__AIM OF THE TASK__
Scan the data below. Pull out each line where "title" occurs.

Extracted data entries:
========================================================================

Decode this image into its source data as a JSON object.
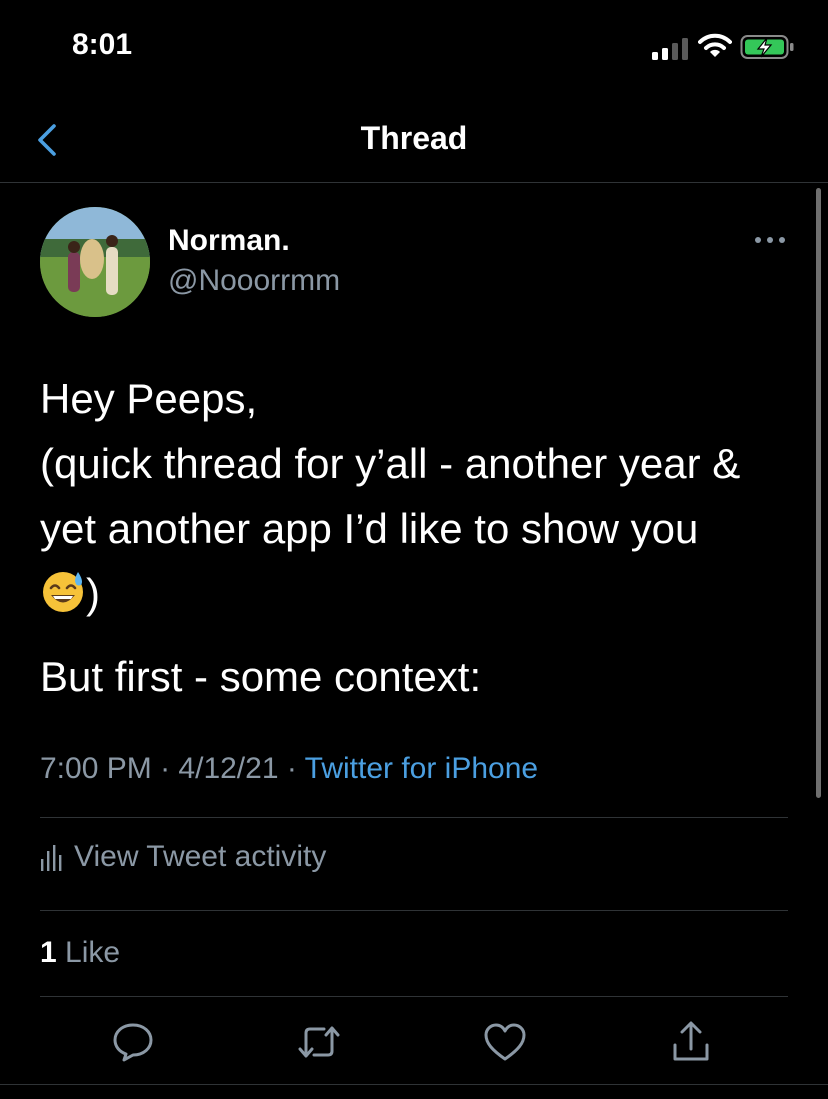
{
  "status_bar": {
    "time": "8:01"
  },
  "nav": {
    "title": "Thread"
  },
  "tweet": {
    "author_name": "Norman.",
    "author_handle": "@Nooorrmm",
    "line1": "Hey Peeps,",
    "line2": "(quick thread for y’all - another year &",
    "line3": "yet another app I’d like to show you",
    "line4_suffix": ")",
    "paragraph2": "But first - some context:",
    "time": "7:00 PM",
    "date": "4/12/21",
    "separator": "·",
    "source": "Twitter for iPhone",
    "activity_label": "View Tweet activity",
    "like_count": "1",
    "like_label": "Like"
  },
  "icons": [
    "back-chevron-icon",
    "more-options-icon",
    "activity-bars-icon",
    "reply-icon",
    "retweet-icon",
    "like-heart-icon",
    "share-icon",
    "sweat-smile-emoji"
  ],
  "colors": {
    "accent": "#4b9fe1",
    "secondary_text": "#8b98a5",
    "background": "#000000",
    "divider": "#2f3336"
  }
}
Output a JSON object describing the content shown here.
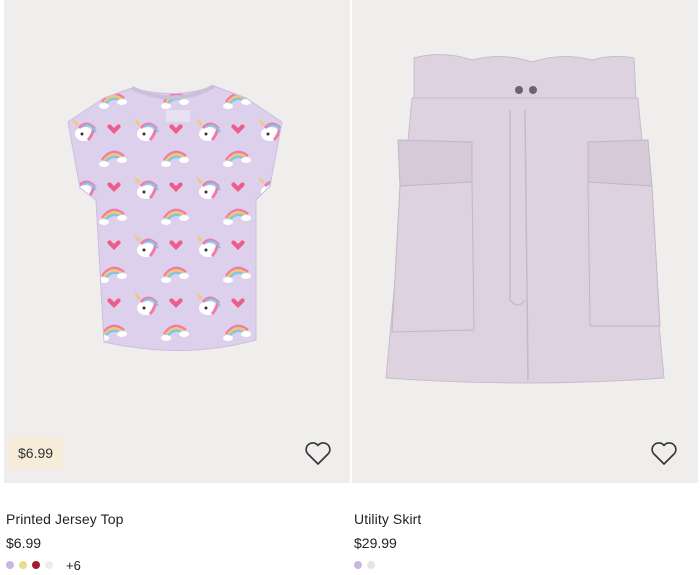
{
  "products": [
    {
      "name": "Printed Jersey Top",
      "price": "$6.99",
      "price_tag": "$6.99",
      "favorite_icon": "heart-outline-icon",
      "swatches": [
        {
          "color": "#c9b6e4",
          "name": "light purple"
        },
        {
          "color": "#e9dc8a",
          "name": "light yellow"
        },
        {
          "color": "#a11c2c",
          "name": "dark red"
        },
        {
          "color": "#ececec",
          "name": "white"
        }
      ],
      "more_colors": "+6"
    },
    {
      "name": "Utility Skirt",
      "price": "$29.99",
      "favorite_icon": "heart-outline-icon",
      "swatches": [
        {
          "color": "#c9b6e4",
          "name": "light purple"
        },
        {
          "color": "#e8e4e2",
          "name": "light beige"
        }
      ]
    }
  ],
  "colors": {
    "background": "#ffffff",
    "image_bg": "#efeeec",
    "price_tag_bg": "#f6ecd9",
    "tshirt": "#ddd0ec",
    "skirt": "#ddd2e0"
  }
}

========================================================================

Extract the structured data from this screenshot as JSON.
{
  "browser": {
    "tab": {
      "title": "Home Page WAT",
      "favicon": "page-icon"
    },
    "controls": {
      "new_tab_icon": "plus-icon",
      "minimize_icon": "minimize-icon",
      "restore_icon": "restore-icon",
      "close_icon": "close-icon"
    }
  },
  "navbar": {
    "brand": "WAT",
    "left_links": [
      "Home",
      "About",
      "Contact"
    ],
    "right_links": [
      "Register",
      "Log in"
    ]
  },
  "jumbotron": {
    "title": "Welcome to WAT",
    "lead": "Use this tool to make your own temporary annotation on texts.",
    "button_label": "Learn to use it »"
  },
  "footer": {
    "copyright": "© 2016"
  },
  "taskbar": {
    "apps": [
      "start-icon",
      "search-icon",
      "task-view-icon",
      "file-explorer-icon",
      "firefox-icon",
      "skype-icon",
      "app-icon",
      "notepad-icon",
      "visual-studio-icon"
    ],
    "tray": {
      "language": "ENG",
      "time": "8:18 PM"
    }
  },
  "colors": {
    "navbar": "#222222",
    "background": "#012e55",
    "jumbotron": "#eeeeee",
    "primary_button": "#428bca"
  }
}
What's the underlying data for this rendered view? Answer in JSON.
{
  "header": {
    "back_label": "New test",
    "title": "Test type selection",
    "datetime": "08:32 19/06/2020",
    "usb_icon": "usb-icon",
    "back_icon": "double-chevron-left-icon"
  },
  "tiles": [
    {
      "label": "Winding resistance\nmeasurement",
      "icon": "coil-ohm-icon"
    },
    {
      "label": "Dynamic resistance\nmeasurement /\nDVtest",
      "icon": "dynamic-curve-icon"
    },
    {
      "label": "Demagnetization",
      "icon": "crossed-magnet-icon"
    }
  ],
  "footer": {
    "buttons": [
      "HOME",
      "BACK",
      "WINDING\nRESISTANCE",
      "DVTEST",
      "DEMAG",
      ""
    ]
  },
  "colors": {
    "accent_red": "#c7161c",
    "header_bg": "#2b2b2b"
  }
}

========================================================================

__THE OUTPUT__
    "title": "Thread"
      "title": "Home Page WAT",
    "title": "Welcome to WAT",
    "title": "Test type selection",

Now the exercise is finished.